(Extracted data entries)
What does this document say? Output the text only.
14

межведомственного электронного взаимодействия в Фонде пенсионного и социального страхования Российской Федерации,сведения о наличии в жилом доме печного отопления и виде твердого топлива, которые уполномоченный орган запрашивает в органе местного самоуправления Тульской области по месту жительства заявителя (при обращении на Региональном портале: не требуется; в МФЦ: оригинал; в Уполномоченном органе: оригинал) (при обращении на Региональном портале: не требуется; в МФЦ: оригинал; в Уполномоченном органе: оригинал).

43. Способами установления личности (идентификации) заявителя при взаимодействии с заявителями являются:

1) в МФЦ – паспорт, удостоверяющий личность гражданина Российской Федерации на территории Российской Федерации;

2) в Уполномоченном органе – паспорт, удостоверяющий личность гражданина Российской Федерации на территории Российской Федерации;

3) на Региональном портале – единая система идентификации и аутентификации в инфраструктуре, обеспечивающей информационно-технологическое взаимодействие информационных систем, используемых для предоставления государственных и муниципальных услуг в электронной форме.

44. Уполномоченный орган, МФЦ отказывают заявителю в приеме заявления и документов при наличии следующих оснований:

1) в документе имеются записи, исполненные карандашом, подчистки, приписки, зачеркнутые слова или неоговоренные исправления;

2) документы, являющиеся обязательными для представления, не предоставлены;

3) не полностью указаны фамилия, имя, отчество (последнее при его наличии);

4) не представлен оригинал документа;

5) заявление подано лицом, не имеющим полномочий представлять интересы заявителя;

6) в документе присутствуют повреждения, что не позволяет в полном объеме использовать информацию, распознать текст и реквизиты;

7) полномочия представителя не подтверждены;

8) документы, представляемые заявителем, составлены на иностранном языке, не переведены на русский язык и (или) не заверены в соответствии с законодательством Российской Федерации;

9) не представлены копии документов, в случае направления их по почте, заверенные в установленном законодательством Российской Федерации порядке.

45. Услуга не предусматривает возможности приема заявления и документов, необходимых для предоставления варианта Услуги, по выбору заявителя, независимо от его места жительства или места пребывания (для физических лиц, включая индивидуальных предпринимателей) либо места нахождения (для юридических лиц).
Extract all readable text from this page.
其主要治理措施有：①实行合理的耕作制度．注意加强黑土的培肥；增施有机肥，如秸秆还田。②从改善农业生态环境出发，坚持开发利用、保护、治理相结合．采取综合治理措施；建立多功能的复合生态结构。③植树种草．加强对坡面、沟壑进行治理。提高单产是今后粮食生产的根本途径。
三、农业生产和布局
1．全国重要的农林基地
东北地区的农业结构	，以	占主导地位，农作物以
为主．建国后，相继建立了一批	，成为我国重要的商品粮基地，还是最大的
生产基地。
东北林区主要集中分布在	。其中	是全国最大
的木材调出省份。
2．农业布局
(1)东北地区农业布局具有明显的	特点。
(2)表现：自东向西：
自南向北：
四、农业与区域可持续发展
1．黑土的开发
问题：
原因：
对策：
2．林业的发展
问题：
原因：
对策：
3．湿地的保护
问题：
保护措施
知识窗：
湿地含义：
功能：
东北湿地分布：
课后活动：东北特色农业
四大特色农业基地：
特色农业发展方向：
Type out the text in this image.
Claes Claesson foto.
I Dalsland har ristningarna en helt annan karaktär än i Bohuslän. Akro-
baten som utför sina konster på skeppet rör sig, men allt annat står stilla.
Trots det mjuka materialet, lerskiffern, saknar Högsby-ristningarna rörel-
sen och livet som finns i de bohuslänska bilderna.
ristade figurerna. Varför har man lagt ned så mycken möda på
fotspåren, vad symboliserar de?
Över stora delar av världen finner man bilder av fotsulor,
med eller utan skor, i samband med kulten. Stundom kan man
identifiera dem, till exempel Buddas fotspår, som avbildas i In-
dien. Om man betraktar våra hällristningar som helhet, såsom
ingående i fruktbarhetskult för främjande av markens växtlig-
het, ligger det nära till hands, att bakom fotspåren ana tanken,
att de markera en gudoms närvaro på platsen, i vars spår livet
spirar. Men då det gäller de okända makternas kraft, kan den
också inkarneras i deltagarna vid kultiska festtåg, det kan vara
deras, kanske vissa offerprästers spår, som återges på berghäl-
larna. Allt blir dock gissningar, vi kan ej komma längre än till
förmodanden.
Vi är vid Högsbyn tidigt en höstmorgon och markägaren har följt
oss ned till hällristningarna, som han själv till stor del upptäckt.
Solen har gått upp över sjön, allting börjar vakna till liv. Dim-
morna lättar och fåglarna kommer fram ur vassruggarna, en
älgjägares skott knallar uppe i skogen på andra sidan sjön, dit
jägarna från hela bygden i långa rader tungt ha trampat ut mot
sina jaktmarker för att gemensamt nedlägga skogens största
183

▶ [WORK TO COMPLETE] Retype the listing above in full, with no alterations.

▶ [RIGHT ANSWER]
What does this document say? Output the text only.
14

межведомственного электронного взаимодействия в Фонде пенсионного и социального страхования Российской Федерации,сведения о наличии в жилом доме печного отопления и виде твердого топлива, которые уполномоченный орган запрашивает в органе местного самоуправления Тульской области по месту жительства заявителя (при обращении на Региональном портале: не требуется; в МФЦ: оригинал; в Уполномоченном органе: оригинал) (при обращении на Региональном портале: не требуется; в МФЦ: оригинал; в Уполномоченном органе: оригинал).

43. Способами установления личности (идентификации) заявителя при взаимодействии с заявителями являются:

1) в МФЦ – паспорт, удостоверяющий личность гражданина Российской Федерации на территории Российской Федерации;

2) в Уполномоченном органе – паспорт, удостоверяющий личность гражданина Российской Федерации на территории Российской Федерации;

3) на Региональном портале – единая система идентификации и аутентификации в инфраструктуре, обеспечивающей информационно-технологическое взаимодействие информационных систем, используемых для предоставления государственных и муниципальных услуг в электронной форме.

44. Уполномоченный орган, МФЦ отказывают заявителю в приеме заявления и документов при наличии следующих оснований:

1) в документе имеются записи, исполненные карандашом, подчистки, приписки, зачеркнутые слова или неоговоренные исправления;

2) документы, являющиеся обязательными для представления, не предоставлены;

3) не полностью указаны фамилия, имя, отчество (последнее при его наличии);

4) не представлен оригинал документа;

5) заявление подано лицом, не имеющим полномочий представлять интересы заявителя;

6) в документе присутствуют повреждения, что не позволяет в полном объеме использовать информацию, распознать текст и реквизиты;

7) полномочия представителя не подтверждены;

8) документы, представляемые заявителем, составлены на иностранном языке, не переведены на русский язык и (или) не заверены в соответствии с законодательством Российской Федерации;

9) не представлены копии документов, в случае направления их по почте, заверенные в установленном законодательством Российской Федерации порядке.

45. Услуга не предусматривает возможности приема заявления и документов, необходимых для предоставления варианта Услуги, по выбору заявителя, независимо от его места жительства или места пребывания (для физических лиц, включая индивидуальных предпринимателей) либо места нахождения (для юридических лиц).
Extract all readable text from this page.
其主要治理措施有：①实行合理的耕作制度．注意加强黑土的培肥；增施有机肥，如秸秆还田。②从改善农业生态环境出发，坚持开发利用、保护、治理相结合．采取综合治理措施；建立多功能的复合生态结构。③植树种草．加强对坡面、沟壑进行治理。提高单产是今后粮食生产的根本途径。
三、农业生产和布局
1．全国重要的农林基地
东北地区的农业结构	，以	占主导地位，农作物以
为主．建国后，相继建立了一批	，成为我国重要的商品粮基地，还是最大的
生产基地。
东北林区主要集中分布在	。其中	是全国最大
的木材调出省份。
2．农业布局
(1)东北地区农业布局具有明显的	特点。
(2)表现：自东向西：
自南向北：
四、农业与区域可持续发展
1．黑土的开发
问题：
原因：
对策：
2．林业的发展
问题：
原因：
对策：
3．湿地的保护
问题：
保护措施
知识窗：
湿地含义：
功能：
东北湿地分布：
课后活动：东北特色农业
四大特色农业基地：
特色农业发展方向：
Type out the text in this image.
Claes Claesson foto.
I Dalsland har ristningarna en helt annan karaktär än i Bohuslän. Akro-
baten som utför sina konster på skeppet rör sig, men allt annat står stilla.
Trots det mjuka materialet, lerskiffern, saknar Högsby-ristningarna rörel-
sen och livet som finns i de bohuslänska bilderna.
ristade figurerna. Varför har man lagt ned så mycken möda på
fotspåren, vad symboliserar de?
Över stora delar av världen finner man bilder av fotsulor,
med eller utan skor, i samband med kulten. Stundom kan man
identifiera dem, till exempel Buddas fotspår, som avbildas i In-
dien. Om man betraktar våra hällristningar som helhet, såsom
ingående i fruktbarhetskult för främjande av markens växtlig-
het, ligger det nära till hands, att bakom fotspåren ana tanken,
att de markera en gudoms närvaro på platsen, i vars spår livet
spirar. Men då det gäller de okända makternas kraft, kan den
också inkarneras i deltagarna vid kultiska festtåg, det kan vara
deras, kanske vissa offerprästers spår, som återges på berghäl-
larna. Allt blir dock gissningar, vi kan ej komma längre än till
förmodanden.
Vi är vid Högsbyn tidigt en höstmorgon och markägaren har följt
oss ned till hällristningarna, som han själv till stor del upptäckt.
Solen har gått upp över sjön, allting börjar vakna till liv. Dim-
morna lättar och fåglarna kommer fram ur vassruggarna, en
älgjägares skott knallar uppe i skogen på andra sidan sjön, dit
jägarna från hela bygden i långa rader tungt ha trampat ut mot
sina jaktmarker för att gemensamt nedlägga skogens största
183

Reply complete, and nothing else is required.